» **Given entries**
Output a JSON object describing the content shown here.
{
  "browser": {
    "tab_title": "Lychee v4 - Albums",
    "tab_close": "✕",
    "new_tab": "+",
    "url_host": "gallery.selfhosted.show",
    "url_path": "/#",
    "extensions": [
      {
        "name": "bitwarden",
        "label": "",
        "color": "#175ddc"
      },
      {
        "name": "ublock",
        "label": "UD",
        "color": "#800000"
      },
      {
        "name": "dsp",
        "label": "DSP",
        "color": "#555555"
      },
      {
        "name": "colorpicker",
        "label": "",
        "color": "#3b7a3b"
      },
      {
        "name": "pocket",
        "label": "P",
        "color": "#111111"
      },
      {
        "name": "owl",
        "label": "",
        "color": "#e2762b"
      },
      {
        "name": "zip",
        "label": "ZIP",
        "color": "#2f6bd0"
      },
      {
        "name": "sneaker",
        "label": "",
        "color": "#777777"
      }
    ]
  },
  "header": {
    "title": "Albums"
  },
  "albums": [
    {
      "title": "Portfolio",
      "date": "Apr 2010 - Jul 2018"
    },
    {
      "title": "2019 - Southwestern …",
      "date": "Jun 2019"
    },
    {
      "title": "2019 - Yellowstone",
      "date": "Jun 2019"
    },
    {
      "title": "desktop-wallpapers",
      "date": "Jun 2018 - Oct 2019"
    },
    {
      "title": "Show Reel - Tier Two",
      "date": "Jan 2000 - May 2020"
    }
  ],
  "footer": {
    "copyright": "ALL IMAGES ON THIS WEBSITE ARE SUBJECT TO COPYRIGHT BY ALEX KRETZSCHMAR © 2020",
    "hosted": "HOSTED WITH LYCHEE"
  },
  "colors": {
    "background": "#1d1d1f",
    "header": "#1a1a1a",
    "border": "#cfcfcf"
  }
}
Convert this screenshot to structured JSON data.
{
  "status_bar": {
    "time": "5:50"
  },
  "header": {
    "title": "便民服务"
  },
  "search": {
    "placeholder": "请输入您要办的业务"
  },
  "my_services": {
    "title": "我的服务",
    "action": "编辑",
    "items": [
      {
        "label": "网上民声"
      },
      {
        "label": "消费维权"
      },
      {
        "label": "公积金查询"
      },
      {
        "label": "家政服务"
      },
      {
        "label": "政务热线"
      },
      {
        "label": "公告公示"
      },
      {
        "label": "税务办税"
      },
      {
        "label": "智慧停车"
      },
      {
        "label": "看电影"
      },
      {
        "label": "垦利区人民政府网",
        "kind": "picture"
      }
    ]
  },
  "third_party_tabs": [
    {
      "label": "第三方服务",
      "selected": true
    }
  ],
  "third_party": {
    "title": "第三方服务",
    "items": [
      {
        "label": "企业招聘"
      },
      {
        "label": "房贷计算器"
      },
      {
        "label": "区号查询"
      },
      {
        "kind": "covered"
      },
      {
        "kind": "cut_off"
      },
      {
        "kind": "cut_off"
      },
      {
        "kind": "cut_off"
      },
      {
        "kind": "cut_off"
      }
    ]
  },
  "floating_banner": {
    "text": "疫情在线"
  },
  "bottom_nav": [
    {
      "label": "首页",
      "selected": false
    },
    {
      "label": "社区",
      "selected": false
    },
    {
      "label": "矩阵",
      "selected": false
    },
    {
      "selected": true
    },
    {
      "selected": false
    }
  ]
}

» **What is being asked**
Tally the lines above containing "name". Answer with the count only.

» **Output of the exercise**
8